=== Trecho do documento ===

SEMINÁRIO
REVELA A MESORREGIÃO SUL DE SANTA CATARINA COMO UMA DAS MAIS CRÍTICAS PORA DESASTRES CLIMÁTICOS
Sem
dúvida o seminário sobre mudanças climáticas em Santa Catarina realizado no dia
26 de julho último em Florianópolis e coordenado pela SEMAE Secretaria de
Estado do Meio Ambiente e Economia Verde, pode sim ser considerado como um
marco importante para o estado na mitigação dos efeitos causados pelos
frequentes episódios extremos do clima. Inquestionavelmente é consenso que o seminário
deve ser enaltecido por todos, entretanto, paradoxalmente, é o próprio Estado, frente
as suas políticas econômicas em curso, um dos grandes estimuladores a tais
desastres.

===

## [O que fazer]
1) Segundo o texto sobre o seminário de mudanças climáticas, qual foi o tema do evento, quando e onde ele aconteceu e que órgão o coordenou?
2) Dê sequência ao texto sobre o seminário de mudanças climáticas a partir da última frase.

=== Dados fornecidos ===

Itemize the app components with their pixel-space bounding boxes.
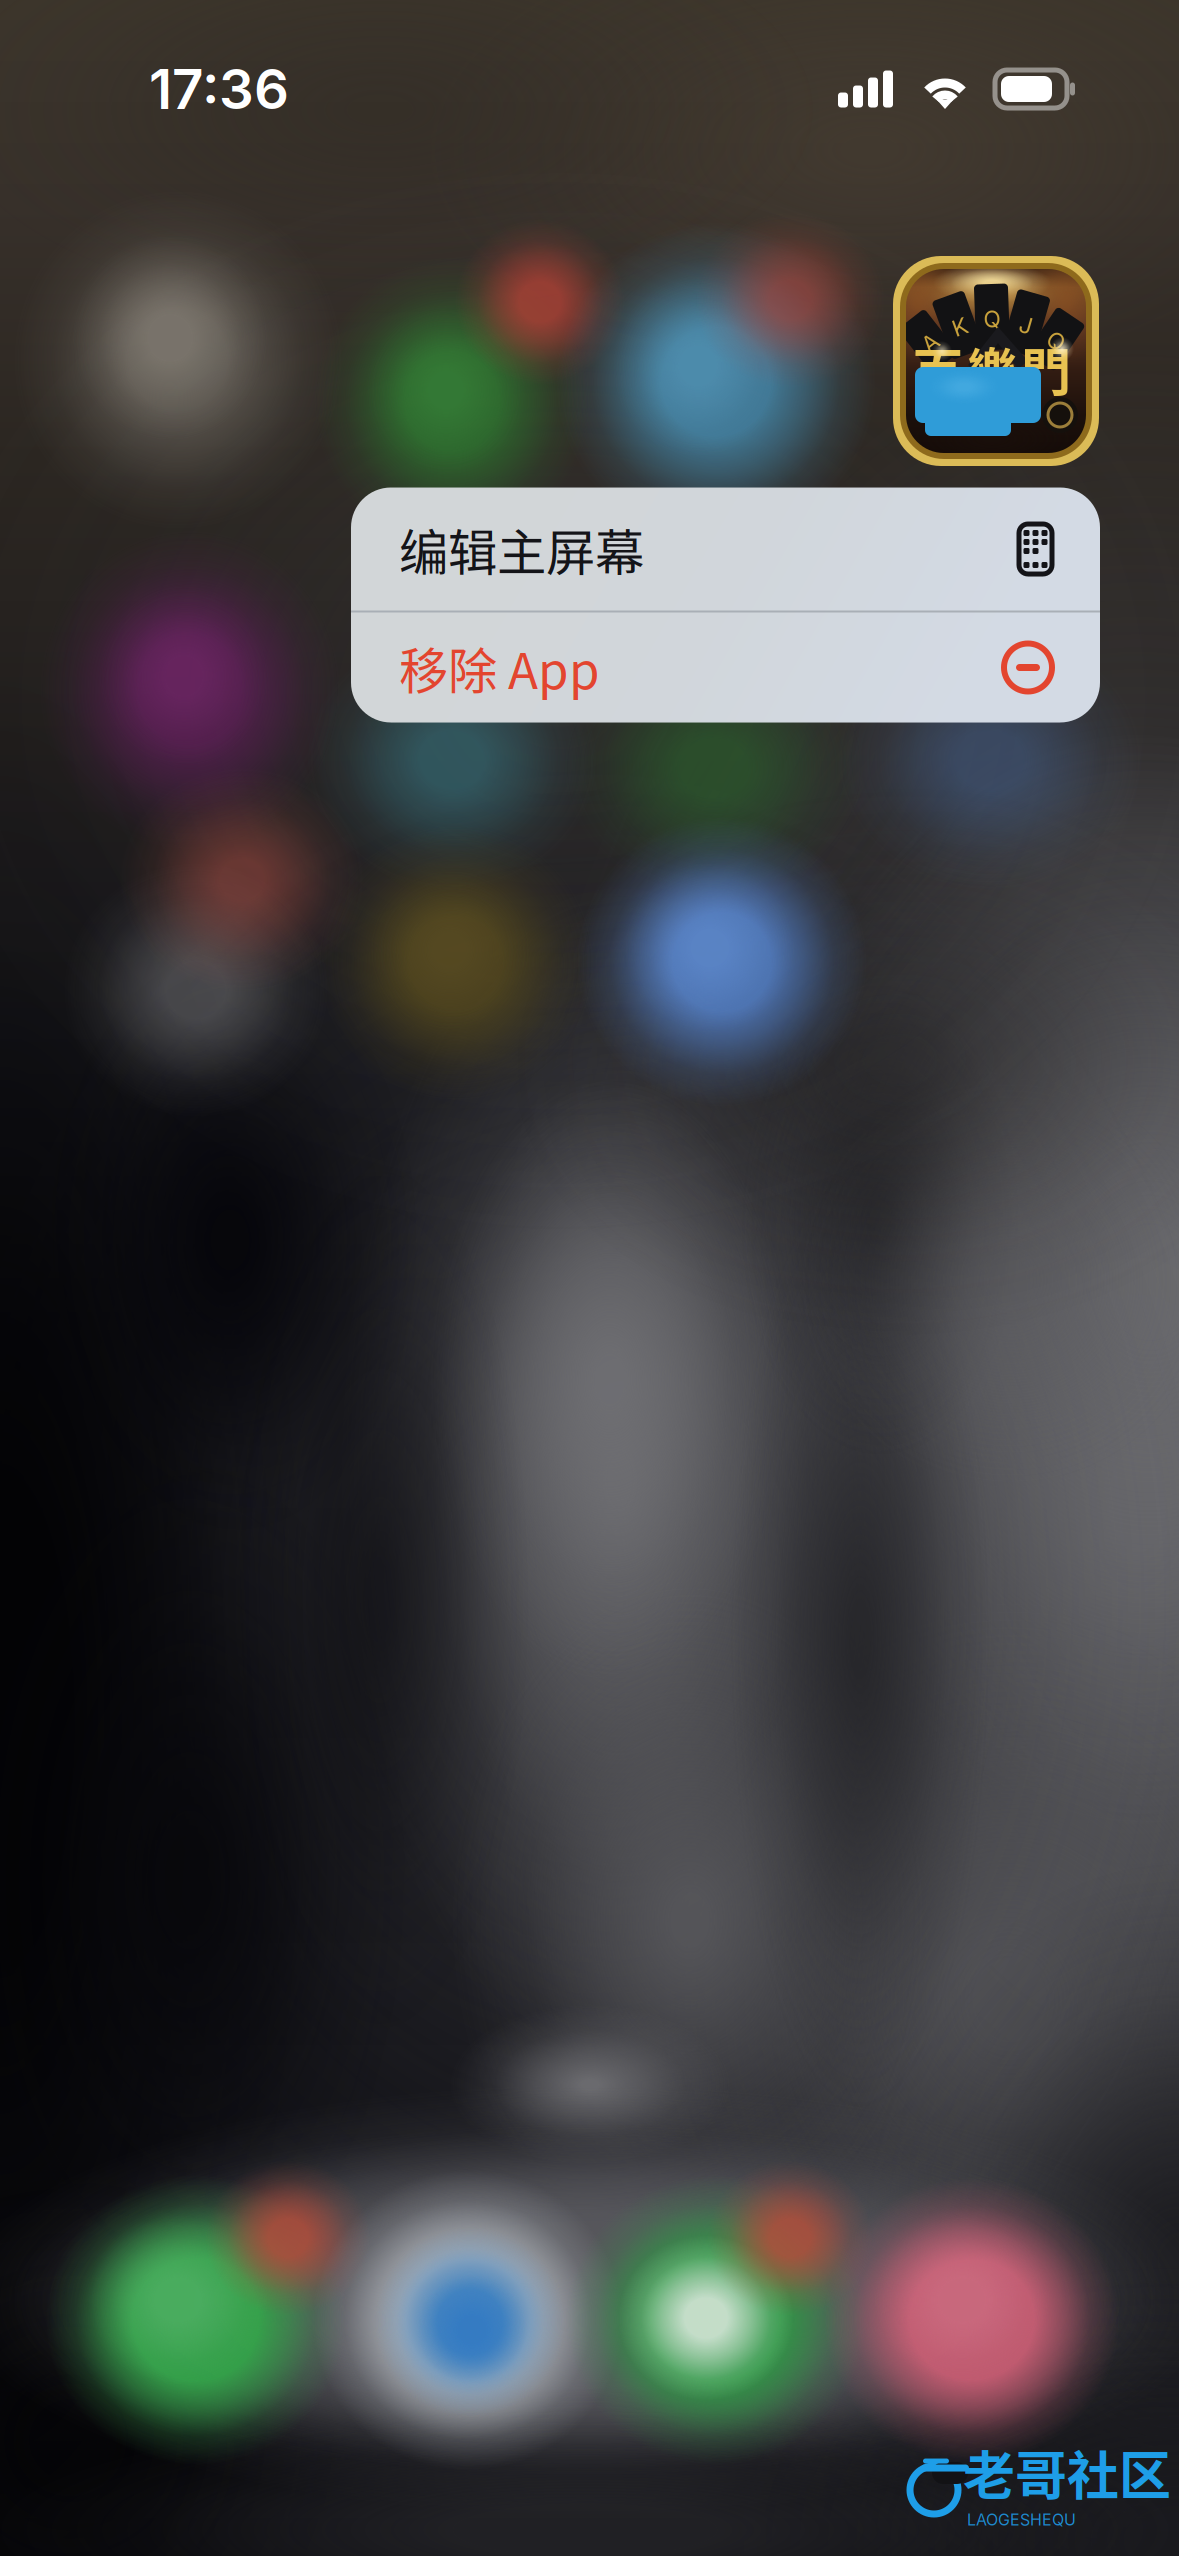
button[interactable]: 移除 App: [351, 612, 1100, 722]
button[interactable]: 编辑主屏幕: [351, 488, 1100, 610]
staticText: 老哥社区: [963, 2435, 1171, 2510]
staticText: LAOGESHEQU: [967, 2510, 1076, 2529]
staticText: 樂: [966, 332, 1018, 406]
staticText: 编辑主屏幕: [399, 513, 644, 585]
staticText: K: [952, 313, 968, 341]
staticText: Q: [984, 305, 1000, 333]
staticText: J: [1020, 311, 1032, 339]
staticText: Q: [1048, 327, 1064, 355]
staticText: A: [922, 329, 938, 357]
staticText: 移除 App: [399, 632, 600, 703]
staticText: 17:36: [149, 56, 289, 122]
staticText: 百: [912, 332, 964, 406]
staticText: 門: [1020, 332, 1072, 406]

===

## [Respostas por tarefa]
1)
- Tema: mudanças climáticas em Santa Catarina
- Data: 26 de julho
- Local: Florianópolis
- Coordenação: SEMAE, Secretaria de Estado do Meio Ambiente e Economia Verde

2)
Se
observarmos os mapas contendo as áreas mais impactadas por enxurradas,
deslizamentos, etc, geralmente são locais cujas ocupações deveriam ser
restringidas ao máximo, que de fato não ocorreram e nem ocorrem. Outro detalhe
importante que deve merecer profunda reflexão, que possivelmente foi silenciado
durante o seminário, a revisão do código ambiental catarinense onde foram flexibilizados
inúmeros dispositivos de proteção ambiental. A pressão do agronegócio, bem como
do industrial e imobiliário, fez reduzir a cobertura vegetal, as APPs, como as
matas dos grandes e médios cursos d’água do estado.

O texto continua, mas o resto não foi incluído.